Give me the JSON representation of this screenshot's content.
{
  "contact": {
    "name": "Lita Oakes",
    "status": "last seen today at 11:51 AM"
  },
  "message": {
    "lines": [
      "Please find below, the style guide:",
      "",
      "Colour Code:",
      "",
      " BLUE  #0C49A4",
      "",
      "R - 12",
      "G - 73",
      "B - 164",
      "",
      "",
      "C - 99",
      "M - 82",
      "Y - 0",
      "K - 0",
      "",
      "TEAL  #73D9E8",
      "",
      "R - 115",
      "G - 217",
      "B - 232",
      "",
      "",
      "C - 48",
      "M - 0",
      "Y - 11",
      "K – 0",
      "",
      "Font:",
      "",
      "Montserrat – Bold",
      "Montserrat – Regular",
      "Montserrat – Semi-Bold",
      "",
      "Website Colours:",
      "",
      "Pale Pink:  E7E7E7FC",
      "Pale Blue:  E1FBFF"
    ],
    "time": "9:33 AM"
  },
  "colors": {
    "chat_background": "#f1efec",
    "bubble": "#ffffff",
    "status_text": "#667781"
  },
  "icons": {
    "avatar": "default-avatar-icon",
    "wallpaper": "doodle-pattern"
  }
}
────────
[Short problem]: Faithfully copy every entry, leaving nothing out.

[Written reply]:
Give me the JSON representation of this screenshot's content.
{
  "contact": {
    "name": "Lita Oakes",
    "status": "last seen today at 11:51 AM"
  },
  "message": {
    "lines": [
      "Please find below, the style guide:",
      "",
      "Colour Code:",
      "",
      " BLUE  #0C49A4",
      "",
      "R - 12",
      "G - 73",
      "B - 164",
      "",
      "",
      "C - 99",
      "M - 82",
      "Y - 0",
      "K - 0",
      "",
      "TEAL  #73D9E8",
      "",
      "R - 115",
      "G - 217",
      "B - 232",
      "",
      "",
      "C - 48",
      "M - 0",
      "Y - 11",
      "K – 0",
      "",
      "Font:",
      "",
      "Montserrat – Bold",
      "Montserrat – Regular",
      "Montserrat – Semi-Bold",
      "",
      "Website Colours:",
      "",
      "Pale Pink:  E7E7E7FC",
      "Pale Blue:  E1FBFF"
    ],
    "time": "9:33 AM"
  },
  "colors": {
    "chat_background": "#f1efec",
    "bubble": "#ffffff",
    "status_text": "#667781"
  },
  "icons": {
    "avatar": "default-avatar-icon",
    "wallpaper": "doodle-pattern"
  }
}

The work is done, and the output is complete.